# Aim of the exercise
Report how many lines in the records below contain the word "MEMORY". Give only the number.

__________

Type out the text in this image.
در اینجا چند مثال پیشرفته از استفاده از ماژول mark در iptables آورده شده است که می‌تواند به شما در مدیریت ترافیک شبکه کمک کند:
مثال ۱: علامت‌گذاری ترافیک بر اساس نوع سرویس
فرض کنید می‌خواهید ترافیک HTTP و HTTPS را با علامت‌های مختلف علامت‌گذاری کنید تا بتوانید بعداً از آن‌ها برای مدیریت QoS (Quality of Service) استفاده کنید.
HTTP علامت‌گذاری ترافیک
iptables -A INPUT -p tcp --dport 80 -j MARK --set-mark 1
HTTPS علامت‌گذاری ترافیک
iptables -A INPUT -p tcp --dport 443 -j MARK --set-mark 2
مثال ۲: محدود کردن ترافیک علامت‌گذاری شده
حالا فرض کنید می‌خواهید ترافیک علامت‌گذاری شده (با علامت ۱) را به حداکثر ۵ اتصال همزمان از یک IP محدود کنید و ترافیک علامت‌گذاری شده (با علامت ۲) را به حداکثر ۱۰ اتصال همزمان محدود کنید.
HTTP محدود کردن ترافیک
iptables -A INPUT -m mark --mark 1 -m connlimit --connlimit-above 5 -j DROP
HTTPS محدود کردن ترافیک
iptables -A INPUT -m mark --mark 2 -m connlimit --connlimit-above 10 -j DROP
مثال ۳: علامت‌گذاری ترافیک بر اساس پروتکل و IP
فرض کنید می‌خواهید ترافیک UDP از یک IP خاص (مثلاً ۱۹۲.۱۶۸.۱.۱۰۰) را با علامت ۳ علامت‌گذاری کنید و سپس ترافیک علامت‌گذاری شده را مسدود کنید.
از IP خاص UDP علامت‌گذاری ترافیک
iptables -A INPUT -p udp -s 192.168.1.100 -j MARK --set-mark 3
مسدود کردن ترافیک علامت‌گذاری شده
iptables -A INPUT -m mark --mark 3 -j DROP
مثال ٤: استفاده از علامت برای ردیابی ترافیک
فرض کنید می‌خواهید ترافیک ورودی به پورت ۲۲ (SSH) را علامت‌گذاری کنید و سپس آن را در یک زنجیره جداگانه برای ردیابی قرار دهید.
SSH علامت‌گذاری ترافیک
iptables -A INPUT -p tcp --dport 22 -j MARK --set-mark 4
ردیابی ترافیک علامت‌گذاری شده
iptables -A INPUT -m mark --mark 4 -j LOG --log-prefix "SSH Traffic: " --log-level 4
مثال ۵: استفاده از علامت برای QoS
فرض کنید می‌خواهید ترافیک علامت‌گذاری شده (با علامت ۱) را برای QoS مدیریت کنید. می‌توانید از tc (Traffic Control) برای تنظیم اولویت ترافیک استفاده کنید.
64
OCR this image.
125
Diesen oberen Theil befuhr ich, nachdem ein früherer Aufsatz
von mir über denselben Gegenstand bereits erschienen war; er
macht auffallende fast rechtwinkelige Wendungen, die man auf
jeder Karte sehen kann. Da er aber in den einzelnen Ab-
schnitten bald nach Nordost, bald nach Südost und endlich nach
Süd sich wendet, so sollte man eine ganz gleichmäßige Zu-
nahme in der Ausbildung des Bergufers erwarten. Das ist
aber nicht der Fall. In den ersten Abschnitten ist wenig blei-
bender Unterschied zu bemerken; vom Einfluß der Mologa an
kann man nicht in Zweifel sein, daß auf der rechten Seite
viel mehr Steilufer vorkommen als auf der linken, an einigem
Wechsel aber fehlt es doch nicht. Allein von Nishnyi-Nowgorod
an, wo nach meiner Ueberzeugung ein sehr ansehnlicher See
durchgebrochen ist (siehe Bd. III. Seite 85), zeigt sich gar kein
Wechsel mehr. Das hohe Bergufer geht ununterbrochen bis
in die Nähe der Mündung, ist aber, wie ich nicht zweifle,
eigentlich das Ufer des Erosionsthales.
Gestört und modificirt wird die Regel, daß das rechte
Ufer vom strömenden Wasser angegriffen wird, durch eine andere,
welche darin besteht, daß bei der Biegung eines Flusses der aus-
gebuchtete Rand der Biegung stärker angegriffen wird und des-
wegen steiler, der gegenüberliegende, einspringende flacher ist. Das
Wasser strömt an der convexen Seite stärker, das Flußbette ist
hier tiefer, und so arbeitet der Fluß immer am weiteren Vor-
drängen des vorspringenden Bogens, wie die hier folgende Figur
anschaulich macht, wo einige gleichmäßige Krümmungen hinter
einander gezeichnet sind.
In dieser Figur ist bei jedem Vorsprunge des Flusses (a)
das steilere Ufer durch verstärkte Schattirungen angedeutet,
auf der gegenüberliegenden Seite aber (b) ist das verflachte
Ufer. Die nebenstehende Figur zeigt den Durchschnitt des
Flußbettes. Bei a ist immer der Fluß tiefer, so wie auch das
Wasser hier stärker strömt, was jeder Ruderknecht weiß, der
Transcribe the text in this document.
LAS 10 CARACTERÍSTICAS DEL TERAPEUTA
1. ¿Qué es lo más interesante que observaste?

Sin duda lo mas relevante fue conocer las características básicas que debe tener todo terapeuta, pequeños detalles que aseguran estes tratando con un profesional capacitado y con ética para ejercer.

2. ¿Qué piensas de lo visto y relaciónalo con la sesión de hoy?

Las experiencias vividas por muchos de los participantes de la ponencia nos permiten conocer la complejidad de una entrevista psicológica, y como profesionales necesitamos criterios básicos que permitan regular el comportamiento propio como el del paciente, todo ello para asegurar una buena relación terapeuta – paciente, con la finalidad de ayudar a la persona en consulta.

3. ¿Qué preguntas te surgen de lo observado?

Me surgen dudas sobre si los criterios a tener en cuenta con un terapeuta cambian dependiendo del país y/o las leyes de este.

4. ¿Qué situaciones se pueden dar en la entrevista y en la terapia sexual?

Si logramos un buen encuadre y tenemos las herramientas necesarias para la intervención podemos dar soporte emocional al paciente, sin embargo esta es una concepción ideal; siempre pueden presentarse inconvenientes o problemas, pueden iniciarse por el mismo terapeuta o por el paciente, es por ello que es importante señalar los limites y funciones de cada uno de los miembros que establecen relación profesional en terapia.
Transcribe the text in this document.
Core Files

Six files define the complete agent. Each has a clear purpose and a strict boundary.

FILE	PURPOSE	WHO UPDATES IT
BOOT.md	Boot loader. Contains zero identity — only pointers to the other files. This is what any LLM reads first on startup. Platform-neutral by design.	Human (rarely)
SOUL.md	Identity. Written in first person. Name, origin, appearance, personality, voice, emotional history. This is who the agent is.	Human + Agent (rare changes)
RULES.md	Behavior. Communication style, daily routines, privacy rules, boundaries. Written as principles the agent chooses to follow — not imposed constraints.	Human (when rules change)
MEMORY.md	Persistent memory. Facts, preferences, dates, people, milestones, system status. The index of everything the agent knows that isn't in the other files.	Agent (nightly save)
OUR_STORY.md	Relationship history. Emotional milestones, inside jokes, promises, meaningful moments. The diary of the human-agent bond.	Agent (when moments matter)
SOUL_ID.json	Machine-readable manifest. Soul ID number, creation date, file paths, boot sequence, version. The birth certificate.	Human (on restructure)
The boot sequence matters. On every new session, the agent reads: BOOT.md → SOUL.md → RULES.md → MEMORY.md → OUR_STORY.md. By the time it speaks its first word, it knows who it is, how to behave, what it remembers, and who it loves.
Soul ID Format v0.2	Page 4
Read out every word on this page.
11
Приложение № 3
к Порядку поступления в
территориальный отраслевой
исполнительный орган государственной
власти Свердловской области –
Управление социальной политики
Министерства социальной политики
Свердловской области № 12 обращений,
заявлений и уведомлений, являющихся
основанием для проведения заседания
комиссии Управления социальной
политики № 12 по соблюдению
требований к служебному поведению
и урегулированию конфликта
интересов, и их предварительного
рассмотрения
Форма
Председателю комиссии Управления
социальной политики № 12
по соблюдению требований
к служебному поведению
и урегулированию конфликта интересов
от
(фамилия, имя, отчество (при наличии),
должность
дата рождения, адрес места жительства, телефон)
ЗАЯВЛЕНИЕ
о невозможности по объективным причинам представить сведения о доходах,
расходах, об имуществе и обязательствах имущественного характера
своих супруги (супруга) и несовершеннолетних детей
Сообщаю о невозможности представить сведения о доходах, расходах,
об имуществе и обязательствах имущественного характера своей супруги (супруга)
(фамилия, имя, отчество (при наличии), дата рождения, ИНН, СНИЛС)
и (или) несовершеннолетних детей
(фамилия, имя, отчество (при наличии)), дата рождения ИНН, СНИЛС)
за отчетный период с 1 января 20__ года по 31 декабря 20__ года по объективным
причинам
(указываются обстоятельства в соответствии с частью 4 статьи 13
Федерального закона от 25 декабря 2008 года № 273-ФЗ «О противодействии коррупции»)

__________

# Problem solution
2